DIRECTIONS –
Output each entry that follows exactly. Images stay out.

RECORD LIST –

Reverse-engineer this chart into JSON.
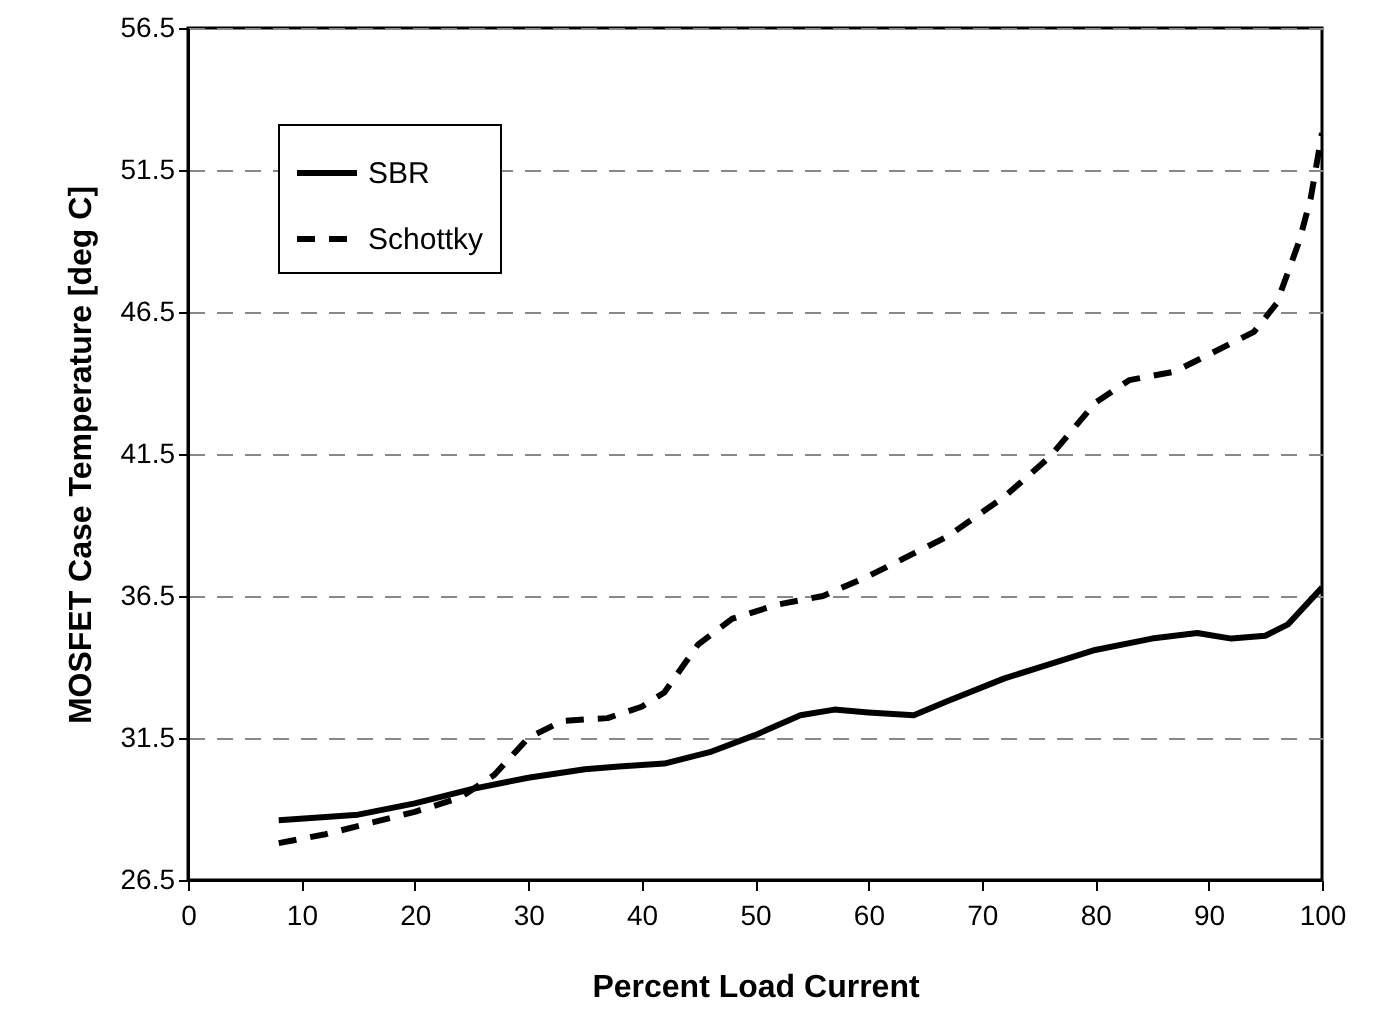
{
  "chart_data": {
    "type": "line",
    "xlabel": "Percent Load Current",
    "ylabel": "MOSFET Case Temperature [deg C]",
    "xlim": [
      0,
      100
    ],
    "xticks": [
      0,
      10,
      20,
      30,
      40,
      50,
      60,
      70,
      80,
      90,
      100
    ],
    "ylim": [
      26.5,
      56.5
    ],
    "yticks": [
      26.5,
      31.5,
      36.5,
      41.5,
      46.5,
      51.5,
      56.5
    ],
    "grid": "y",
    "legend": "top left",
    "series": [
      {
        "name": "SBR",
        "color": "#000000",
        "line_style": "solid",
        "x": [
          8,
          15,
          20,
          25,
          30,
          35,
          38,
          42,
          46,
          50,
          54,
          57,
          60,
          64,
          67,
          72,
          76,
          80,
          85,
          89,
          92,
          95,
          97,
          100
        ],
        "values": [
          28.6,
          28.8,
          29.2,
          29.7,
          30.1,
          30.4,
          30.5,
          30.6,
          31.0,
          31.6,
          32.3,
          32.5,
          32.4,
          32.3,
          32.8,
          33.6,
          34.1,
          34.6,
          35.0,
          35.2,
          35.0,
          35.1,
          35.5,
          36.8
        ]
      },
      {
        "name": "Schottky",
        "color": "#000000",
        "line_style": "dashed",
        "x": [
          8,
          12,
          16,
          20,
          24,
          27,
          30,
          33,
          37,
          40,
          42,
          45,
          48,
          52,
          56,
          60,
          64,
          67,
          72,
          76,
          80,
          83,
          87,
          90,
          94,
          96,
          98,
          99,
          100
        ],
        "values": [
          27.8,
          28.1,
          28.5,
          28.9,
          29.4,
          30.2,
          31.5,
          32.1,
          32.2,
          32.6,
          33.1,
          34.8,
          35.7,
          36.2,
          36.5,
          37.2,
          38.0,
          38.6,
          40.0,
          41.4,
          43.3,
          44.1,
          44.4,
          45.0,
          45.8,
          46.8,
          49.0,
          50.5,
          52.8
        ]
      }
    ]
  }
}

COMPLETE RESPONSE –
Reverse-engineer this chart into JSON.
{
  "chart_data": {
    "type": "line",
    "xlabel": "Percent Load Current",
    "ylabel": "MOSFET Case Temperature [deg C]",
    "xlim": [
      0,
      100
    ],
    "xticks": [
      0,
      10,
      20,
      30,
      40,
      50,
      60,
      70,
      80,
      90,
      100
    ],
    "ylim": [
      26.5,
      56.5
    ],
    "yticks": [
      26.5,
      31.5,
      36.5,
      41.5,
      46.5,
      51.5,
      56.5
    ],
    "grid": "y",
    "legend": "top left",
    "series": [
      {
        "name": "SBR",
        "color": "#000000",
        "line_style": "solid",
        "x": [
          8,
          15,
          20,
          25,
          30,
          35,
          38,
          42,
          46,
          50,
          54,
          57,
          60,
          64,
          67,
          72,
          76,
          80,
          85,
          89,
          92,
          95,
          97,
          100
        ],
        "values": [
          28.6,
          28.8,
          29.2,
          29.7,
          30.1,
          30.4,
          30.5,
          30.6,
          31.0,
          31.6,
          32.3,
          32.5,
          32.4,
          32.3,
          32.8,
          33.6,
          34.1,
          34.6,
          35.0,
          35.2,
          35.0,
          35.1,
          35.5,
          36.8
        ]
      },
      {
        "name": "Schottky",
        "color": "#000000",
        "line_style": "dashed",
        "x": [
          8,
          12,
          16,
          20,
          24,
          27,
          30,
          33,
          37,
          40,
          42,
          45,
          48,
          52,
          56,
          60,
          64,
          67,
          72,
          76,
          80,
          83,
          87,
          90,
          94,
          96,
          98,
          99,
          100
        ],
        "values": [
          27.8,
          28.1,
          28.5,
          28.9,
          29.4,
          30.2,
          31.5,
          32.1,
          32.2,
          32.6,
          33.1,
          34.8,
          35.7,
          36.2,
          36.5,
          37.2,
          38.0,
          38.6,
          40.0,
          41.4,
          43.3,
          44.1,
          44.4,
          45.0,
          45.8,
          46.8,
          49.0,
          50.5,
          52.8
        ]
      }
    ]
  }
}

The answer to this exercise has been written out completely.